(Stored data)
■ ■ ■ ■ ■

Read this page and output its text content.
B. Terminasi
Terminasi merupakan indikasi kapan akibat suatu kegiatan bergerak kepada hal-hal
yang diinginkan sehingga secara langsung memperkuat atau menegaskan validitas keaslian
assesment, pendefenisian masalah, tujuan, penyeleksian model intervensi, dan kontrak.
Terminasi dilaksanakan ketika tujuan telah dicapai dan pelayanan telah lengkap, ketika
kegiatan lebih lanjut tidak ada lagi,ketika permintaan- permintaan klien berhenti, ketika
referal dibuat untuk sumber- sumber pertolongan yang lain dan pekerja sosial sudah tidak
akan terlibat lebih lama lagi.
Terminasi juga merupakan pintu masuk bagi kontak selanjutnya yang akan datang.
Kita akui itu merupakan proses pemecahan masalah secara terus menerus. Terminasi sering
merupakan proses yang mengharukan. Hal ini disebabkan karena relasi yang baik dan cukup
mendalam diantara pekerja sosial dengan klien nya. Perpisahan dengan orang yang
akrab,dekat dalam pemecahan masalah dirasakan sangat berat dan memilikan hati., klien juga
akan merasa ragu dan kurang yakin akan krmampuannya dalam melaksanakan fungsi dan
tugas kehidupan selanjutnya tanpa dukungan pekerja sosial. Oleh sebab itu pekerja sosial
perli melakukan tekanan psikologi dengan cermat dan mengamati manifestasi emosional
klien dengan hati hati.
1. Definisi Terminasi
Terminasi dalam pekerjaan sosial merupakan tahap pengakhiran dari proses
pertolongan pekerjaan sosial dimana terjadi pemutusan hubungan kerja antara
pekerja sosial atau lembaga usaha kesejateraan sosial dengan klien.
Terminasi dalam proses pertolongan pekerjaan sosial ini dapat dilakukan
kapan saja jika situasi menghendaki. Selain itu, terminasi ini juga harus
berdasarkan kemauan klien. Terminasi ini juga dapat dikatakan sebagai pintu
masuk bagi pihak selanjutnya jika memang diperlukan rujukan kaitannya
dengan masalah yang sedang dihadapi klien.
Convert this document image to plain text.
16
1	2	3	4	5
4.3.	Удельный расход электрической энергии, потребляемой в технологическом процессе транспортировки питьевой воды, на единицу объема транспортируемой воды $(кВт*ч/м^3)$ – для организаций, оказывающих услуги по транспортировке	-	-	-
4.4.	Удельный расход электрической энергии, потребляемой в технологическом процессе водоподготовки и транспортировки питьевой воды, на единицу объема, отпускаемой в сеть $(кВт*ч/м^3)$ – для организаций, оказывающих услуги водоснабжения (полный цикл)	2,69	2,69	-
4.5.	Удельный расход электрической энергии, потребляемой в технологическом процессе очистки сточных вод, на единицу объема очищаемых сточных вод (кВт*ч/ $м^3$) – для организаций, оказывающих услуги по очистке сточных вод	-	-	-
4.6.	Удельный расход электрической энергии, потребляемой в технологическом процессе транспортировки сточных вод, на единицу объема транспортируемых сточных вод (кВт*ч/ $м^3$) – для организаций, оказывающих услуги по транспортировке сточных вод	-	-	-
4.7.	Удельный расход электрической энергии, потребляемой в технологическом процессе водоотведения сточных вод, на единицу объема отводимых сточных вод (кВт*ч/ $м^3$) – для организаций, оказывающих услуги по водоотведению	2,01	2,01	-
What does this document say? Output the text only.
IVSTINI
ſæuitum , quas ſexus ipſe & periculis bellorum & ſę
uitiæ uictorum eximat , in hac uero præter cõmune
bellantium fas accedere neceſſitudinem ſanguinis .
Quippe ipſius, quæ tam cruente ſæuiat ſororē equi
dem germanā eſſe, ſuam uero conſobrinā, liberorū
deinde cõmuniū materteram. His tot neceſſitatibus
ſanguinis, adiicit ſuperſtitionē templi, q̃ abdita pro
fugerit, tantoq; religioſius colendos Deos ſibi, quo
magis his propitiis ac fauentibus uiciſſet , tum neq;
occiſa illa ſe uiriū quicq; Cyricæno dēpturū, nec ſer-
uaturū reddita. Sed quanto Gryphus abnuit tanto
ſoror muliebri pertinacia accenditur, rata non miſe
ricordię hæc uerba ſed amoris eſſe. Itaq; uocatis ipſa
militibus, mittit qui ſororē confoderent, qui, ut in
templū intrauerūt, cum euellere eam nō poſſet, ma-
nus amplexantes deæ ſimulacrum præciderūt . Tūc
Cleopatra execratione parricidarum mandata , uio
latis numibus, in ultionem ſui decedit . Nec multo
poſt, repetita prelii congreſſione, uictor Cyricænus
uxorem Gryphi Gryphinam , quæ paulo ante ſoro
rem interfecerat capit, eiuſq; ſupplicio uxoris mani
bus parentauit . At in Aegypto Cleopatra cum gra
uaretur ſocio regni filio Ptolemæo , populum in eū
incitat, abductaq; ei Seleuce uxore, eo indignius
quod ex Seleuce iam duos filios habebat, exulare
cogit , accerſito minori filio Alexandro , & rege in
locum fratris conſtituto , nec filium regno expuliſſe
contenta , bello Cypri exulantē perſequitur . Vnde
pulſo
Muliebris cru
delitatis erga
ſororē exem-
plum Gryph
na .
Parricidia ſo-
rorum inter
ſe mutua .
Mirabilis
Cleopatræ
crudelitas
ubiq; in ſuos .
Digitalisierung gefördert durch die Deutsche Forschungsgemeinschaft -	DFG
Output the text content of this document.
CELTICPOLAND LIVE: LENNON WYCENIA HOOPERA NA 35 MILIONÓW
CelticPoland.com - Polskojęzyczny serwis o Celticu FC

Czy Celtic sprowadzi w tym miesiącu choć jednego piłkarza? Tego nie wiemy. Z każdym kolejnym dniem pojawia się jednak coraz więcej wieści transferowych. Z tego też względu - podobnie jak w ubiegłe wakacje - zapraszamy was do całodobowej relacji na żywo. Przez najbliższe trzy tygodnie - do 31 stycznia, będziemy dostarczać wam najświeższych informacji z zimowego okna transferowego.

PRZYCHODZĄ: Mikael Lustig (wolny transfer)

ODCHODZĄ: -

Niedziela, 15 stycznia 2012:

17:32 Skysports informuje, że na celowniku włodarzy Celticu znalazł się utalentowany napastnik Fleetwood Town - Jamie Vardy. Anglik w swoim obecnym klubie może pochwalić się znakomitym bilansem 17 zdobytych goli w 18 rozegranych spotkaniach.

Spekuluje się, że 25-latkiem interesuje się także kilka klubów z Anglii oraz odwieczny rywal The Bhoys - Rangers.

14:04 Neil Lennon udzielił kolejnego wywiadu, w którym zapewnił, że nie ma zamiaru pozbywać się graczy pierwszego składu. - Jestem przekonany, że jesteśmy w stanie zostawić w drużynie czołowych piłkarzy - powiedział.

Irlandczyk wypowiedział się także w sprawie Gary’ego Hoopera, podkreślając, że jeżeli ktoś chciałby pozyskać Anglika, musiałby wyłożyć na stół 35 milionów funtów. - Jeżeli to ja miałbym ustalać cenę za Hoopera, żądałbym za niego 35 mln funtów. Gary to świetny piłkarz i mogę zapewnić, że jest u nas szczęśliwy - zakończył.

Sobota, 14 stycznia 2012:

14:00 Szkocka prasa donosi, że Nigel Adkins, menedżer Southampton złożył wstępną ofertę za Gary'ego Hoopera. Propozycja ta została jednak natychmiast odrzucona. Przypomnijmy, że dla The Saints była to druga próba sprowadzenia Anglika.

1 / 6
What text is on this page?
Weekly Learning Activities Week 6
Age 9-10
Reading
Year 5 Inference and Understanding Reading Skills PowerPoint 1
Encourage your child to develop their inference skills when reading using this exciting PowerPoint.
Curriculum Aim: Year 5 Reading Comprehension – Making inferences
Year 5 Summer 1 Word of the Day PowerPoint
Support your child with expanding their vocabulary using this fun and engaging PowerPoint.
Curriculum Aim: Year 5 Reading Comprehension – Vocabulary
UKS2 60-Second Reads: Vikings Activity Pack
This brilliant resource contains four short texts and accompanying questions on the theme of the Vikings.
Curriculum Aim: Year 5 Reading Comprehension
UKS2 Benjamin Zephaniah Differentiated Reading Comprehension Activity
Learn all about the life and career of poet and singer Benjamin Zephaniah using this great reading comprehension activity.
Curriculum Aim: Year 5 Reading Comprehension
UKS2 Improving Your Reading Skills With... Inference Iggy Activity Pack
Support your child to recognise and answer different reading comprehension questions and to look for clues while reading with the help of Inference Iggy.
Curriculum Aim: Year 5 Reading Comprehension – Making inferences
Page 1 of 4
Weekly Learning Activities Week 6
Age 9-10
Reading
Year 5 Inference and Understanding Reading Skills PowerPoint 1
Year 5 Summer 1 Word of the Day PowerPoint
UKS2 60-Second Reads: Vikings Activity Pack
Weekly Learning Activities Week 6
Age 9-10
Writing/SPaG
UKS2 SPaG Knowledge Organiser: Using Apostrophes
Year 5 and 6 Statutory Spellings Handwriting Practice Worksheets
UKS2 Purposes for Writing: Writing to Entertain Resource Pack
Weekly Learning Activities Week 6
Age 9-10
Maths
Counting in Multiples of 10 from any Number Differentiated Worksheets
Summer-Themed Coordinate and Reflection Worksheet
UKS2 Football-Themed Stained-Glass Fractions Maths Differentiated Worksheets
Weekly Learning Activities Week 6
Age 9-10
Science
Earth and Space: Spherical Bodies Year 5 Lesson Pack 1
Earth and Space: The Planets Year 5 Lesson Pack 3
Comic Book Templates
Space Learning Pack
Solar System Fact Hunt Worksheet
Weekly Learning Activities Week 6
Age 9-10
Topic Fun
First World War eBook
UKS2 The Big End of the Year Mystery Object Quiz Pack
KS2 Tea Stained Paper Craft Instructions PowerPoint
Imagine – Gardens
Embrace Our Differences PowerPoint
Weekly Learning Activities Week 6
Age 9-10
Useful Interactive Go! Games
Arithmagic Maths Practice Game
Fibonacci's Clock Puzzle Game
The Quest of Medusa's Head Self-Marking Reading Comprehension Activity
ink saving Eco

■ ■ ■ ■ ■

**JOB**. Provide the number of lines in the data above that contain the string "masuk", and nothing else.

**EXPECTED OUTPUT**. 2